Task to complete —
Answer these questions from the text on the Virginie-class frigates:
(a) Who designed the class, and in what year?
(b) Which builder constructed Harmonie?
(c) What name did Courageuse take in April 1795?

Text under study —
General characteristics
- Type: Frigate
- Displacement: 1,390 tonneaux
- Tons burthen: 720 port tonneaux
- Length: 47.4 m (155 ft 6 in)
- Beam: 11.9 m (39 ft 1 in)
- Draught: 5.5 m (18 ft 1 in)
- Propulsion: Sail
- Armament: 40 guns {though pierced for 44 guns}
- Armour: Timber

= Virginie-class frigate =

Class of French navy frigates

The Virginie class was a class of ten 40-gun frigates of the French Navy, designed in 1793 by Jacques-Noël Sané. An eleventh vessel (Zephyr) begun in 1794 was never completed.

==Ships in class==
- Virginie
Builder: Brest
Begun: November 1793
Launched: 26 July 1794
Completed: December 1794
Fate: Captured by the British Navy on 22 April 1796, becoming HMS Virginie.

- Courageuse
Builder: Brest
Begun: December 1793
Launched: early August 1794
Completed: December 1794
Fate: Renamed Justice April 1795. Captured by the British Navy in September 1801, but not added to Royal Navy; instead, handed over to the Turkish Navy.

- Harmonie
Builder: Bordeaux
Begun: May 1794
Launched: December 1795
Completed: May 1796
Fate: Beached and burnt to avoid capture by the British Navy in April 1797.

- Volontaire
Builder: Bordeaux
Begun: September 1794
Launched: 7 June 1796
Completed: 1796
Fate: Captured by the British Navy on 4 March 1806, becoming HMS Volontaire.

- Cornélie
Builder: Brest
Begun: March 1794
Launched: 19 September 1796
Completed: April 1798
Fate: Captured by the Spanish Navy in June 1808, becoming Spanish Cornelia.

- Zéphyr
Builder: Brest
Begun: March 1794
Fate: Construction abandoned in April 1804 (never launched).

- Didon
Builder: Saint Malo
Begun: September 1796
Launched: 1 August 1799
Completed: September 1800
Fate: Captured by the British Navy on 10 August 1805, becoming HMS Didon.

- Atalante
Builder: Saint Malo
Begun: September 1799
Launched: 29 June 1802
Completed: July 1802
Fate: Wrecked in November 1805.

- Rhin
Builder: Toulon
Begun: June 1801
Launched: 15 April 1802
Completed: October 1802
Fate: Captured by the British Navy on 27 July 1806, becoming HMS Rhin.

- Belle Poule
Builder: Basse-Indre
Begun: June 1801
Launched: 17 April 1802
Completed: September 1802
Fate: Captured by the British Navy on 13 March 1806, becoming HMS Belle Poule.

- Surveillante
Builder: Basse-Indre
Begun: July 1801
Launched: 29 May 1802
Completed: December 1802
Fate: Captured by the British Navy on 30 November 1803, becoming HMS Surveillante.

Dataset extract —

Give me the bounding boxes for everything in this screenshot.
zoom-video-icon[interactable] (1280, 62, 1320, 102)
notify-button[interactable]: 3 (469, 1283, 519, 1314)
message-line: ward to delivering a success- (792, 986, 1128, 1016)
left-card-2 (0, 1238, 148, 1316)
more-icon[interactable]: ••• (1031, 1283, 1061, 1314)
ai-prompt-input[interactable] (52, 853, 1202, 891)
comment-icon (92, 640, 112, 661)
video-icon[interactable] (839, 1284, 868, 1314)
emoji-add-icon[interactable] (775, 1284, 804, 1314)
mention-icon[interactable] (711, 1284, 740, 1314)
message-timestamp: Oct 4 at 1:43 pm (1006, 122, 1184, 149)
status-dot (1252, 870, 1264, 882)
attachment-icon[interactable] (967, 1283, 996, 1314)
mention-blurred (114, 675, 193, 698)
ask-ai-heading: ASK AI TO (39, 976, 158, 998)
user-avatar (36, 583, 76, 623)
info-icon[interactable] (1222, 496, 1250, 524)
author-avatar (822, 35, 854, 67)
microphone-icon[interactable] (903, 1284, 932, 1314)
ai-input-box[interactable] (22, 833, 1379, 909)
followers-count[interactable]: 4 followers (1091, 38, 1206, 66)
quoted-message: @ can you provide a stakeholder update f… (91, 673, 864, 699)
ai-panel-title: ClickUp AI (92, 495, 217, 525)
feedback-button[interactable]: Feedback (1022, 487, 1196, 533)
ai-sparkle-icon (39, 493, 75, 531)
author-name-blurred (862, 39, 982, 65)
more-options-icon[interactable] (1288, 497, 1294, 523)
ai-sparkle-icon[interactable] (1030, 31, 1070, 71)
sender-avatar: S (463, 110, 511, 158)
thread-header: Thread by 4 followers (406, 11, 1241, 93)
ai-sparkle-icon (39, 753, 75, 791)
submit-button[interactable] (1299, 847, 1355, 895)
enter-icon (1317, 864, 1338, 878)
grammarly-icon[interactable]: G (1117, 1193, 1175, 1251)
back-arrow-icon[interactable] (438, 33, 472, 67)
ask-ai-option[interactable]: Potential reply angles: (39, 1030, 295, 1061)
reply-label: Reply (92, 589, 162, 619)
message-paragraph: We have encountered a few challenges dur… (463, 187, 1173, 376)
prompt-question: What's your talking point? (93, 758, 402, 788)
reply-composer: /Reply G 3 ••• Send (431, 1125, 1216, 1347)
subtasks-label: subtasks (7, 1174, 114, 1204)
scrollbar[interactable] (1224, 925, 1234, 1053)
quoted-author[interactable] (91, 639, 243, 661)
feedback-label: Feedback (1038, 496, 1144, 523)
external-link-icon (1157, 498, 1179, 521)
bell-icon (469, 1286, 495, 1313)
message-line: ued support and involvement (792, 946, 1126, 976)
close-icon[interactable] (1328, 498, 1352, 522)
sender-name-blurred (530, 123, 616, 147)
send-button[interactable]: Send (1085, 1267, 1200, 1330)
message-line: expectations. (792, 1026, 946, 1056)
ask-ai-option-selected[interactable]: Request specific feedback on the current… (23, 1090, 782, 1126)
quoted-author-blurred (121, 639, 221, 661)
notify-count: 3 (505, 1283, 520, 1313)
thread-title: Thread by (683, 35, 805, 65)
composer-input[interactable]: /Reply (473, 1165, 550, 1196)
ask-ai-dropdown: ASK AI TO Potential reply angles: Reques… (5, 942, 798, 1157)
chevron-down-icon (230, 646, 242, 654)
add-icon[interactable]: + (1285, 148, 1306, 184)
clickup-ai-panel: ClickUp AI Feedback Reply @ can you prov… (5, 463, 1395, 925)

Response for this exercise —
(a) Jacques-Noël Sané, in 1793.
(b) Bordeaux.
(c) Justice.